TASK OBJECTIVE
Work through the data line by line, gathering every line that has the word "history".

INFORMATION SHOWN
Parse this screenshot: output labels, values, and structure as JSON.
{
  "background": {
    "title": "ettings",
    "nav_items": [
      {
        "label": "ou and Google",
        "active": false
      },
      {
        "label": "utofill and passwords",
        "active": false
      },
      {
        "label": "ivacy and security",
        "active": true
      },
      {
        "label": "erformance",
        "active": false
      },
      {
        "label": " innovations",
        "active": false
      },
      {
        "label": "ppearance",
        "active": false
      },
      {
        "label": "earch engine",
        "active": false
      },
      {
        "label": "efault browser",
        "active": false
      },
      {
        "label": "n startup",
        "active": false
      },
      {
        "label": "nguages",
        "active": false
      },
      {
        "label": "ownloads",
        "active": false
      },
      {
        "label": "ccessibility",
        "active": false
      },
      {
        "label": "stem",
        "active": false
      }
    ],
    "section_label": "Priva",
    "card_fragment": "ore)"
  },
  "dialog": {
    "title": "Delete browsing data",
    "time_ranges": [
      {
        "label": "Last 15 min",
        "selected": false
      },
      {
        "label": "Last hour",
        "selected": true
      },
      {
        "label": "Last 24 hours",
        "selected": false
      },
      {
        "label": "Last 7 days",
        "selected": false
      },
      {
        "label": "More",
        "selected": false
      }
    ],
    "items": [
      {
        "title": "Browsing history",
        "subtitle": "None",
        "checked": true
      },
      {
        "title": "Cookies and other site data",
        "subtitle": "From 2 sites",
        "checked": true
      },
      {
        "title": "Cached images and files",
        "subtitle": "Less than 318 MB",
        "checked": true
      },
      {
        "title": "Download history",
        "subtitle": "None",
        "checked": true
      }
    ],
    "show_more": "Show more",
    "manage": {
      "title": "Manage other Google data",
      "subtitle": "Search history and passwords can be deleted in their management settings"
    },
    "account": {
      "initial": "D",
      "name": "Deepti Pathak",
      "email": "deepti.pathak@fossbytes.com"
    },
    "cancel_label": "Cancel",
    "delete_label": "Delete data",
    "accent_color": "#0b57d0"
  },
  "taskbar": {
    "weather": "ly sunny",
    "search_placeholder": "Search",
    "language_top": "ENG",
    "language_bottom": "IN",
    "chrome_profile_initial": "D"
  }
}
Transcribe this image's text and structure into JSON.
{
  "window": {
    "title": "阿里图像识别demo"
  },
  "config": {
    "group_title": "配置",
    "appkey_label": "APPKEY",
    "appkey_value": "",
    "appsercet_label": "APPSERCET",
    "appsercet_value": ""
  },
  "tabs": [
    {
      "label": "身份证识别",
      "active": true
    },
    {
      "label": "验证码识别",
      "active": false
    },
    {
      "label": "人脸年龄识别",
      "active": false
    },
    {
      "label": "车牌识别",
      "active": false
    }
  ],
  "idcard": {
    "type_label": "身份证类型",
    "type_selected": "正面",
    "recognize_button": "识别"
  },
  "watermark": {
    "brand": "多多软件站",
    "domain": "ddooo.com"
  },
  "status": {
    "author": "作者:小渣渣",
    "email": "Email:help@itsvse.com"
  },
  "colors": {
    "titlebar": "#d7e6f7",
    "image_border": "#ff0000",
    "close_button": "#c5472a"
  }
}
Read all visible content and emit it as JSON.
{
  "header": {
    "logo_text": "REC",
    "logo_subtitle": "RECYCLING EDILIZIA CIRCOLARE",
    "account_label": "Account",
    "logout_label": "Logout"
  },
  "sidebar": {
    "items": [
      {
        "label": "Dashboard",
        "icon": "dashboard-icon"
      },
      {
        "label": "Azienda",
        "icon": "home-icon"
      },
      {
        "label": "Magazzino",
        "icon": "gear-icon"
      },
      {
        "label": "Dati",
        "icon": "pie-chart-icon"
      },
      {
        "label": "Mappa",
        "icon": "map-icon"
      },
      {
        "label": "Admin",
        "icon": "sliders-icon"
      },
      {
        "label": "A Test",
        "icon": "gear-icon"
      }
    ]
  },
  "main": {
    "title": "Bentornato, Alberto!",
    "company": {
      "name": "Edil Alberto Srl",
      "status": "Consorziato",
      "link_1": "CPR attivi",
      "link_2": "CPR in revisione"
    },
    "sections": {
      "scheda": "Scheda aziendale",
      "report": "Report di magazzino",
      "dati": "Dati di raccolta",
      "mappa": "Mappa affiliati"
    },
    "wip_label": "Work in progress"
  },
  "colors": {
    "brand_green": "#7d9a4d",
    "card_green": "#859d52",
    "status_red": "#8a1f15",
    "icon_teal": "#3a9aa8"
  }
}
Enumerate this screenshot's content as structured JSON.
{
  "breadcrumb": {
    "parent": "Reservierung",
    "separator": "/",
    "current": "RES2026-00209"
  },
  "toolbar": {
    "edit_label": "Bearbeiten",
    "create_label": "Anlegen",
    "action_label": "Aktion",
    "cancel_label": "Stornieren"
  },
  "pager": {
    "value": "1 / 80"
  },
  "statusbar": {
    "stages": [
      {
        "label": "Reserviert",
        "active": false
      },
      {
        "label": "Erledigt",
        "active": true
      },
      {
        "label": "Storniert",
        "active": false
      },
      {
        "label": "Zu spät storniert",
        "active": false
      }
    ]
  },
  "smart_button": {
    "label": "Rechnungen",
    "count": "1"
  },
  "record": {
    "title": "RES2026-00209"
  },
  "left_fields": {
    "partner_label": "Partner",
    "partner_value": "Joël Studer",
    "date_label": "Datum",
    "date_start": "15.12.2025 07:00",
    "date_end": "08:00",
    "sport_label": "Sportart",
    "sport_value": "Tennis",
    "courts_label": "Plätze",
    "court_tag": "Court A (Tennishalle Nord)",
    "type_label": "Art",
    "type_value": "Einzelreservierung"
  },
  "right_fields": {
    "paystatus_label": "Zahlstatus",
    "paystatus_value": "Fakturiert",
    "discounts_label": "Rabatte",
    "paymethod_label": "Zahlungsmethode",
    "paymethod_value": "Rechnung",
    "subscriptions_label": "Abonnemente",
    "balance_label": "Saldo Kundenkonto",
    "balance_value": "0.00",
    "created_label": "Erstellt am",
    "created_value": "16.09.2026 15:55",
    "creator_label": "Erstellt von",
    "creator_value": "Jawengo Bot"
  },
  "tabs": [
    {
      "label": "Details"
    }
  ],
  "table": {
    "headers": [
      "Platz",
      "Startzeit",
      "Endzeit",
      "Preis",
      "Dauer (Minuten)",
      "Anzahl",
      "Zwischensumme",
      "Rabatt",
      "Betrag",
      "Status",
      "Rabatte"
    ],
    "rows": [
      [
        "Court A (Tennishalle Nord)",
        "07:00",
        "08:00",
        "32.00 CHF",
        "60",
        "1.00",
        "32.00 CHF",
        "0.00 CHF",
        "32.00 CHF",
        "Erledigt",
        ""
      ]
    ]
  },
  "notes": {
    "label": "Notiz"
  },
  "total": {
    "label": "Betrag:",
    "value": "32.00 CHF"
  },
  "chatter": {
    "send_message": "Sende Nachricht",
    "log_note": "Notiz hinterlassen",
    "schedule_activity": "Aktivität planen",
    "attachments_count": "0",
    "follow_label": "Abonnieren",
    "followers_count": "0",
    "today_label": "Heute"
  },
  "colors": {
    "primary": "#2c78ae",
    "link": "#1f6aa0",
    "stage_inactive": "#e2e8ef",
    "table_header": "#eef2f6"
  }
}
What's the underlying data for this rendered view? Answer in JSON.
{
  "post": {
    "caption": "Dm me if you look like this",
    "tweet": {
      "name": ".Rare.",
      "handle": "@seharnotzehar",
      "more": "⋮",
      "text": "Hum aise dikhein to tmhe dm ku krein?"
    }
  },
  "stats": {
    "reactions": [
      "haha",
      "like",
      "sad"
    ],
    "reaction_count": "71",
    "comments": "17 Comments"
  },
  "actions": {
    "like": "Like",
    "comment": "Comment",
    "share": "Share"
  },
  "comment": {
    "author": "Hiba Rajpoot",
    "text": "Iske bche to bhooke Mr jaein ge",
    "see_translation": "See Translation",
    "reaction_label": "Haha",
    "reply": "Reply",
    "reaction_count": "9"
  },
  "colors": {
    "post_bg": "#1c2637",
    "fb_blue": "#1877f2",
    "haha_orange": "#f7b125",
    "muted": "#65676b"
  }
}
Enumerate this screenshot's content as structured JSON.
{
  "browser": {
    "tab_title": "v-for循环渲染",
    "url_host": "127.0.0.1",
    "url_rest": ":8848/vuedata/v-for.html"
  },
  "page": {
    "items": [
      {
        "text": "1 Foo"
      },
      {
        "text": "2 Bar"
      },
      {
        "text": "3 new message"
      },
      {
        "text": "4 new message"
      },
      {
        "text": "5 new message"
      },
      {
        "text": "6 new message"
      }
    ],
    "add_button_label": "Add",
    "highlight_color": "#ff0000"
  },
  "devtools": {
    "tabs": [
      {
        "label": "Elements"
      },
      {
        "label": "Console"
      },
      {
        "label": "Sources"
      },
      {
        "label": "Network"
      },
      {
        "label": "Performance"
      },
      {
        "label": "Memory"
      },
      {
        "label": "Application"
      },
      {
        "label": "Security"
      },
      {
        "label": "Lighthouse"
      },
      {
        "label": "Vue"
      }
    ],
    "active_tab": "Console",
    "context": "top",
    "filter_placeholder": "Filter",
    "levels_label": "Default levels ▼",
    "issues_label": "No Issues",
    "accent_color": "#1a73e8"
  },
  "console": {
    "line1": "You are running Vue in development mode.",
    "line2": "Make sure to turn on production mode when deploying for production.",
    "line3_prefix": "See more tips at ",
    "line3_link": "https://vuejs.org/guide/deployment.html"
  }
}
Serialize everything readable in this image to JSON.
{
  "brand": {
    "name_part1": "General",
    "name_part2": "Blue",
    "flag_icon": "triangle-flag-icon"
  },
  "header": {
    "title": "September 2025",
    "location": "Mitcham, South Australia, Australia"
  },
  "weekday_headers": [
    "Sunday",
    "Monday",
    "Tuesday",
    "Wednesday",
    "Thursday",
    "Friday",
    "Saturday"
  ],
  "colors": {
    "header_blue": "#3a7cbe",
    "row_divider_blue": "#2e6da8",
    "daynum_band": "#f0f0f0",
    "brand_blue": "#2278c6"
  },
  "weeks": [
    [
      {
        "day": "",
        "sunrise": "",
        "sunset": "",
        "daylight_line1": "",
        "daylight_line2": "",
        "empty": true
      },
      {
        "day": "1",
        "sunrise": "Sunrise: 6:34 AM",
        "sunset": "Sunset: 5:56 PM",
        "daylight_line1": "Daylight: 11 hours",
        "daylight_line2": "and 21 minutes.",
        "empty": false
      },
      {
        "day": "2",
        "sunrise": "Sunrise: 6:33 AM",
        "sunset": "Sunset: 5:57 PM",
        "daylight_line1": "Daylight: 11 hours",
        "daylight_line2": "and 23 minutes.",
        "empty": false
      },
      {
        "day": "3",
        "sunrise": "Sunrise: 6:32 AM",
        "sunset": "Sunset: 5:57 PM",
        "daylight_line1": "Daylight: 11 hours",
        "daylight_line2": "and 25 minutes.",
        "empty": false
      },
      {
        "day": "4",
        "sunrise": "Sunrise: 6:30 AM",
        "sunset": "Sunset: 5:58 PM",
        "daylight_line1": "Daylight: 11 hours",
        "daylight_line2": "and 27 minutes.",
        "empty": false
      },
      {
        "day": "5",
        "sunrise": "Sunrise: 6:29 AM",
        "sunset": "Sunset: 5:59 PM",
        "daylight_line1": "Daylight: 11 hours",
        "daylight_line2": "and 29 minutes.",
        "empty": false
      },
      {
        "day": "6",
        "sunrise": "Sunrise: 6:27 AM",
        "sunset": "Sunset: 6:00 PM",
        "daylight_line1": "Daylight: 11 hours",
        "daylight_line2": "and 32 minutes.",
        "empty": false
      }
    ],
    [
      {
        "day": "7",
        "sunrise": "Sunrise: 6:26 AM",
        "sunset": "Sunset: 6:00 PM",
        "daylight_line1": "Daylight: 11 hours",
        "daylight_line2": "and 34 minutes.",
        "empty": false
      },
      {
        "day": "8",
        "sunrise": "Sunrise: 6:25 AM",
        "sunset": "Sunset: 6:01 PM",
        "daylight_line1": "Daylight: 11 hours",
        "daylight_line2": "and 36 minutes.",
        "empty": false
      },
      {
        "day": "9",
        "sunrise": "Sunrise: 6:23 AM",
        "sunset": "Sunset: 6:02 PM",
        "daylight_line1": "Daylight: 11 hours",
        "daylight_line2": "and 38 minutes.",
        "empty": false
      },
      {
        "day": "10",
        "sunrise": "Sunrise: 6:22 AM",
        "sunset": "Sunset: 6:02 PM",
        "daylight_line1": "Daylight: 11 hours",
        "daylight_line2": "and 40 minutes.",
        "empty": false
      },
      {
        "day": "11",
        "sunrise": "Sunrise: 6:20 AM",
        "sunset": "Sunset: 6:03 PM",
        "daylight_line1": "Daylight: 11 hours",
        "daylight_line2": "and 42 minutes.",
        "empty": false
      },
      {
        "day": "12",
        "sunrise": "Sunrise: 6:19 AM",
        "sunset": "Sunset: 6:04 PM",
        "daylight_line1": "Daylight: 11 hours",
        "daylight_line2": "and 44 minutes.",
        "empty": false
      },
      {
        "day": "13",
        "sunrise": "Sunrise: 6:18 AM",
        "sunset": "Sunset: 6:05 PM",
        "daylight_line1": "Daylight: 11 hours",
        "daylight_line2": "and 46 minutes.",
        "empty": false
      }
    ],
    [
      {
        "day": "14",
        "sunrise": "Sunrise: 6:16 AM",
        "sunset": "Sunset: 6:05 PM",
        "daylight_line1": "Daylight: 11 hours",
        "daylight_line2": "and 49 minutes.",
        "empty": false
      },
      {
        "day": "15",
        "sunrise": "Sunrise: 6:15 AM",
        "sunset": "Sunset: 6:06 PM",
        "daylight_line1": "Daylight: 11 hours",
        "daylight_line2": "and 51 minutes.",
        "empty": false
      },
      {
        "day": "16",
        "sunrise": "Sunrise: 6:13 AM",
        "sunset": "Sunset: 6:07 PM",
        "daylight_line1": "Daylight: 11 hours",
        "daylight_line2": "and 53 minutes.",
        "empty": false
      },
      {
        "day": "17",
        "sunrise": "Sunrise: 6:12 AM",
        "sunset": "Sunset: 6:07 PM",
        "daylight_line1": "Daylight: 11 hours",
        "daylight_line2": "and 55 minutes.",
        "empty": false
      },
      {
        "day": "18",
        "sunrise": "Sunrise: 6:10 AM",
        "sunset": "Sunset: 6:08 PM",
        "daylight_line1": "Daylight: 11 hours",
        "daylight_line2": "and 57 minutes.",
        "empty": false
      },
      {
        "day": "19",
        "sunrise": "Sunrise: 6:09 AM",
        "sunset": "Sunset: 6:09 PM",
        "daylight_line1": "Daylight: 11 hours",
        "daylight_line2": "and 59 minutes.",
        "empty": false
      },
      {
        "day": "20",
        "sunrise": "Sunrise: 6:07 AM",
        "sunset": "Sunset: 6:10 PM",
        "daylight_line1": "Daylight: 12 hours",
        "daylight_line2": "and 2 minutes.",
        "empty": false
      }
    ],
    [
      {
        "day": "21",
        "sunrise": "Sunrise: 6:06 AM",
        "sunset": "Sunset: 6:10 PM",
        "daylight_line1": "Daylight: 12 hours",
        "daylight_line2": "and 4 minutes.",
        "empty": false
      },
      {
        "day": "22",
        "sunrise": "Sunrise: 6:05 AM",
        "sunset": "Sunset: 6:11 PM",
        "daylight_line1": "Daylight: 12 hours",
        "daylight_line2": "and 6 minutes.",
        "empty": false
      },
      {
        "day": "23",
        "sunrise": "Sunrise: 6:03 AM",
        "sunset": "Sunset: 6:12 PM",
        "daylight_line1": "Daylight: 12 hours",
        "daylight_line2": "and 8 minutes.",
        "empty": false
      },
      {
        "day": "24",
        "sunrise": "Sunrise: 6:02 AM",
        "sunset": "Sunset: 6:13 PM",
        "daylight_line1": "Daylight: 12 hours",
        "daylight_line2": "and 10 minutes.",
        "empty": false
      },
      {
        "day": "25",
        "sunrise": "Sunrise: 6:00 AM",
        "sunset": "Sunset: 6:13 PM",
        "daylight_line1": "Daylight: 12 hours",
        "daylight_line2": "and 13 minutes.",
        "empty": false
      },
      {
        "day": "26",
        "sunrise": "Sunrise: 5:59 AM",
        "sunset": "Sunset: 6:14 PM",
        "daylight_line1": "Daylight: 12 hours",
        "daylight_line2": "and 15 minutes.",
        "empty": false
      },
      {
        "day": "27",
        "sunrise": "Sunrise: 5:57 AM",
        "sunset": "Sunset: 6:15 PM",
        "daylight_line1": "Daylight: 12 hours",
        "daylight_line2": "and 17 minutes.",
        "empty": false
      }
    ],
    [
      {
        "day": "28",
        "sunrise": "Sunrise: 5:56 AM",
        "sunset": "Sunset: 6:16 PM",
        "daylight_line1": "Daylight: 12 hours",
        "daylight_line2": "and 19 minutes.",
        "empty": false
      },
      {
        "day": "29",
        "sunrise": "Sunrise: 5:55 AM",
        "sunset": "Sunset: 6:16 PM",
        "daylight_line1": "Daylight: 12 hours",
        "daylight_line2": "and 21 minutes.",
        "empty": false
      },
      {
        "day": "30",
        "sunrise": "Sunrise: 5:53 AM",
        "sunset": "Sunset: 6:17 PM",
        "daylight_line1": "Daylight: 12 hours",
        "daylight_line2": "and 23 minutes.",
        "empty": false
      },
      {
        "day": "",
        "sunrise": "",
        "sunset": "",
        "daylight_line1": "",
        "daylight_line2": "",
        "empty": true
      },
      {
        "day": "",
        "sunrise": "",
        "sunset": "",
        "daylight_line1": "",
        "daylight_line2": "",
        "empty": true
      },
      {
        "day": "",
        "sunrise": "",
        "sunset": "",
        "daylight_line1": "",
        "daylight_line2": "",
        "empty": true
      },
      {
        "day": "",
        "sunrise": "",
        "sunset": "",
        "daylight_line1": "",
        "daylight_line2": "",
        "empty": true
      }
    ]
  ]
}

FINAL RESULT
        "title": "Browsing history",
        "title": "Download history",
      "subtitle": "Search history and passwords can be deleted in their management settings"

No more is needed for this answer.